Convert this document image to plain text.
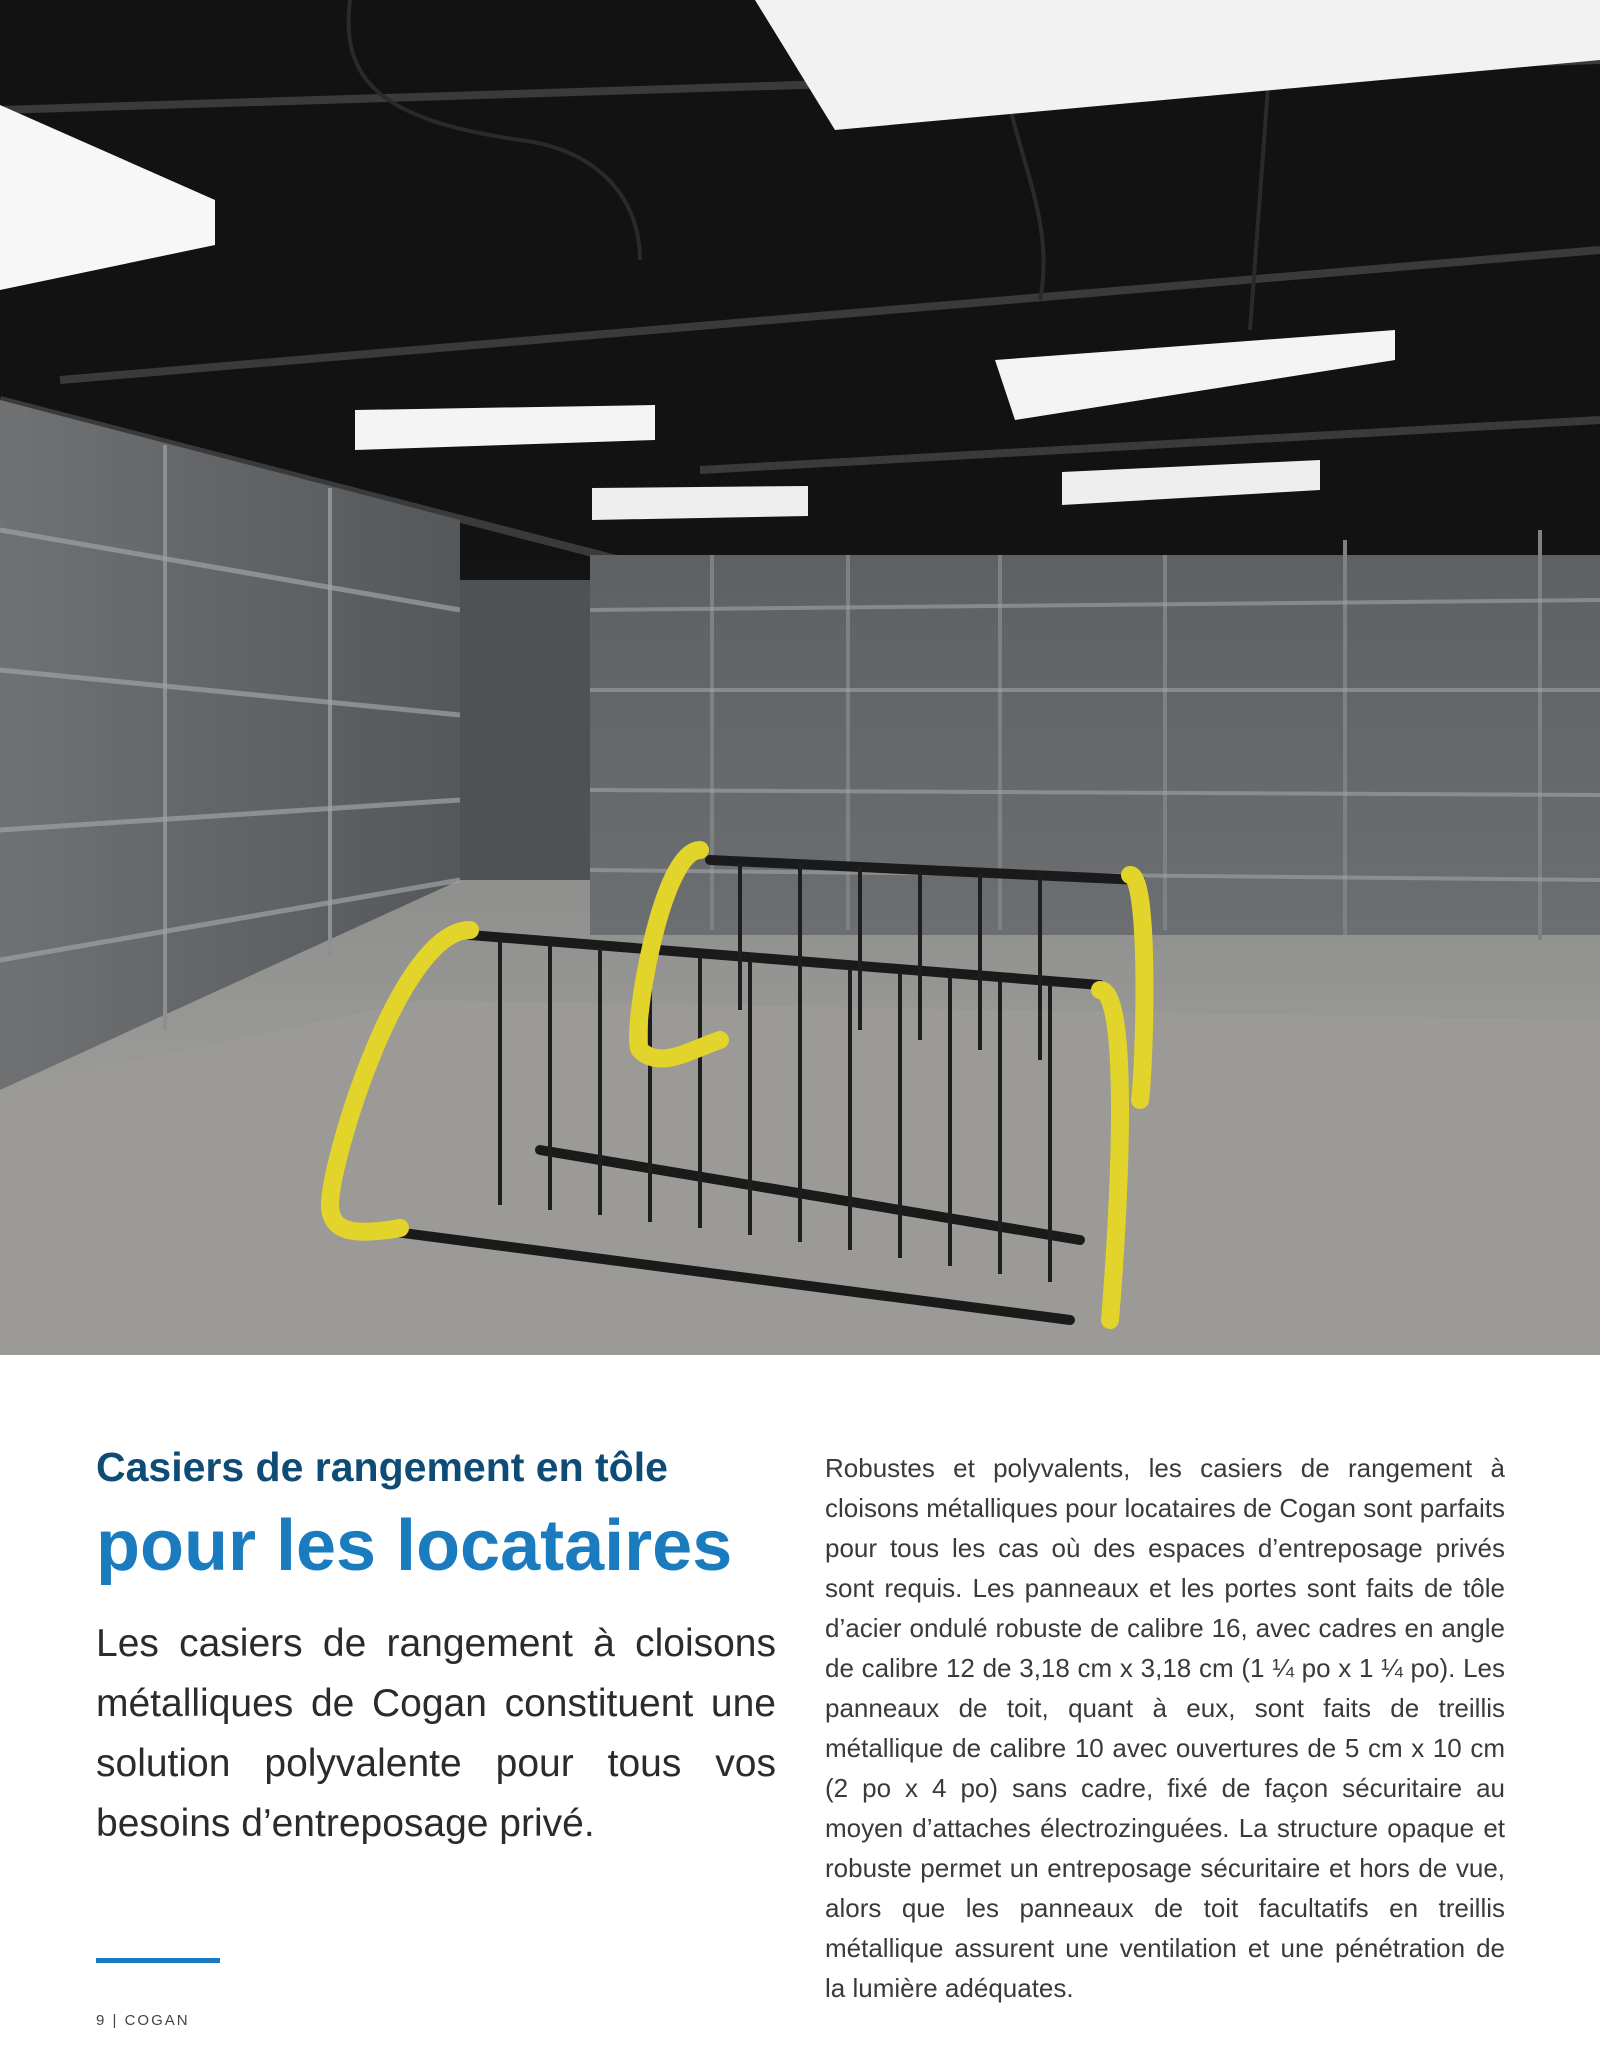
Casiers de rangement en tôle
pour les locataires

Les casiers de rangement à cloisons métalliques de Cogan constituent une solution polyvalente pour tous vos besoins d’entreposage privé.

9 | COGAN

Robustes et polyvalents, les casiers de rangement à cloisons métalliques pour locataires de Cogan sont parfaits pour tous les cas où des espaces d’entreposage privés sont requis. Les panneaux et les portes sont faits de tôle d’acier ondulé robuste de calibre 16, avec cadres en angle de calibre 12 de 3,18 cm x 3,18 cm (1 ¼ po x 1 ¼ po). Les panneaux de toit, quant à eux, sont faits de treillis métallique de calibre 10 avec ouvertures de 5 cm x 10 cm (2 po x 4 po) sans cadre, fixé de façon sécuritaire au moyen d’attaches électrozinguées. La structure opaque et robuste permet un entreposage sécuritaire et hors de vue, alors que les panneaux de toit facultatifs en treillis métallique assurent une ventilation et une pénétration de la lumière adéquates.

--

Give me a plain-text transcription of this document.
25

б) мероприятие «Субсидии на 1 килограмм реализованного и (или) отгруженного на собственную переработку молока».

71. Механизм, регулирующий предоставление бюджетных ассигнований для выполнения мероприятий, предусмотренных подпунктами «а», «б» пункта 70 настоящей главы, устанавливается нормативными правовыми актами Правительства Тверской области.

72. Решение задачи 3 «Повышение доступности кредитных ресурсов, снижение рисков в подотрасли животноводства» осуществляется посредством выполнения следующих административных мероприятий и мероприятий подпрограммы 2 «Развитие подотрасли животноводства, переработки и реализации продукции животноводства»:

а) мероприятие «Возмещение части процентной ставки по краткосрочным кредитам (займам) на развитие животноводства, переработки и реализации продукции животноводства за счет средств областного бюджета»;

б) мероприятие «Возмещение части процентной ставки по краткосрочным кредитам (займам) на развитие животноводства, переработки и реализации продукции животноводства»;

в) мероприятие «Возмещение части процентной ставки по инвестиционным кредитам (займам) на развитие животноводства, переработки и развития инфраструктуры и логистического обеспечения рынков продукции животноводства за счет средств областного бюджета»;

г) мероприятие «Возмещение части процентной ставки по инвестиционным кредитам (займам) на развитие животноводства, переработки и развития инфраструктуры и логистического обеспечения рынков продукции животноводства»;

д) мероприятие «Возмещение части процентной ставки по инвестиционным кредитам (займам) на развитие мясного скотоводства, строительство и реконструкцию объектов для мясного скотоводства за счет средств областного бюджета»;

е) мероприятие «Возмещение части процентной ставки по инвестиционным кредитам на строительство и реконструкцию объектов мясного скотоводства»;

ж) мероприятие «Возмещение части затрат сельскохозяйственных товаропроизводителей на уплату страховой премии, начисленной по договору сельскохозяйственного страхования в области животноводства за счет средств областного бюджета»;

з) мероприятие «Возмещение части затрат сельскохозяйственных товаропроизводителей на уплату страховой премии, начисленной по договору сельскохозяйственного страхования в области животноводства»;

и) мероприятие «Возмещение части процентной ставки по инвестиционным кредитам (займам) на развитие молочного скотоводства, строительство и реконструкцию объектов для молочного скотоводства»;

• TASK DIRECTIONS: Search the entries for the word "договору" and pick out every line that holds it.

• RESULT OF THIS TASK:
ж) мероприятие «Возмещение части затрат сельскохозяйственных товаропроизводителей на уплату страховой премии, начисленной по договору сельскохозяйственного страхования в области животноводства за счет средств областного бюджета»;
з) мероприятие «Возмещение части затрат сельскохозяйственных товаропроизводителей на уплату страховой премии, начисленной по договору сельскохозяйственного страхования в области животноводства»;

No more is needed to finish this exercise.